Data listing:
--- --- ---

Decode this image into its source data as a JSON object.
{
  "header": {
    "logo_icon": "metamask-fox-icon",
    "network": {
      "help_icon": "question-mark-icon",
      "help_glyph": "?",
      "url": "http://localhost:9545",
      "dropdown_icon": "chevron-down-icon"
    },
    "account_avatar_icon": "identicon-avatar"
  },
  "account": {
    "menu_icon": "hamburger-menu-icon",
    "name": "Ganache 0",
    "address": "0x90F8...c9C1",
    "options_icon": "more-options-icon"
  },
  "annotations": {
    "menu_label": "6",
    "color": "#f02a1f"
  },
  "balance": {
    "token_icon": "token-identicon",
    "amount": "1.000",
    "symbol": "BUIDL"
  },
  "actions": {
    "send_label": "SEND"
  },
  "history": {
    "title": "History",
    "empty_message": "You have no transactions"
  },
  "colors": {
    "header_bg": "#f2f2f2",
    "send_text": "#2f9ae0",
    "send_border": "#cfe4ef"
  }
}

--- --- ---

YOUR TASK: Exactly reproduce every line of the data above.

OUTPUT OF THE EXERCISE:
Decode this image into its source data as a JSON object.
{
  "header": {
    "logo_icon": "metamask-fox-icon",
    "network": {
      "help_icon": "question-mark-icon",
      "help_glyph": "?",
      "url": "http://localhost:9545",
      "dropdown_icon": "chevron-down-icon"
    },
    "account_avatar_icon": "identicon-avatar"
  },
  "account": {
    "menu_icon": "hamburger-menu-icon",
    "name": "Ganache 0",
    "address": "0x90F8...c9C1",
    "options_icon": "more-options-icon"
  },
  "annotations": {
    "menu_label": "6",
    "color": "#f02a1f"
  },
  "balance": {
    "token_icon": "token-identicon",
    "amount": "1.000",
    "symbol": "BUIDL"
  },
  "actions": {
    "send_label": "SEND"
  },
  "history": {
    "title": "History",
    "empty_message": "You have no transactions"
  },
  "colors": {
    "header_bg": "#f2f2f2",
    "send_text": "#2f9ae0",
    "send_border": "#cfe4ef"
  }
}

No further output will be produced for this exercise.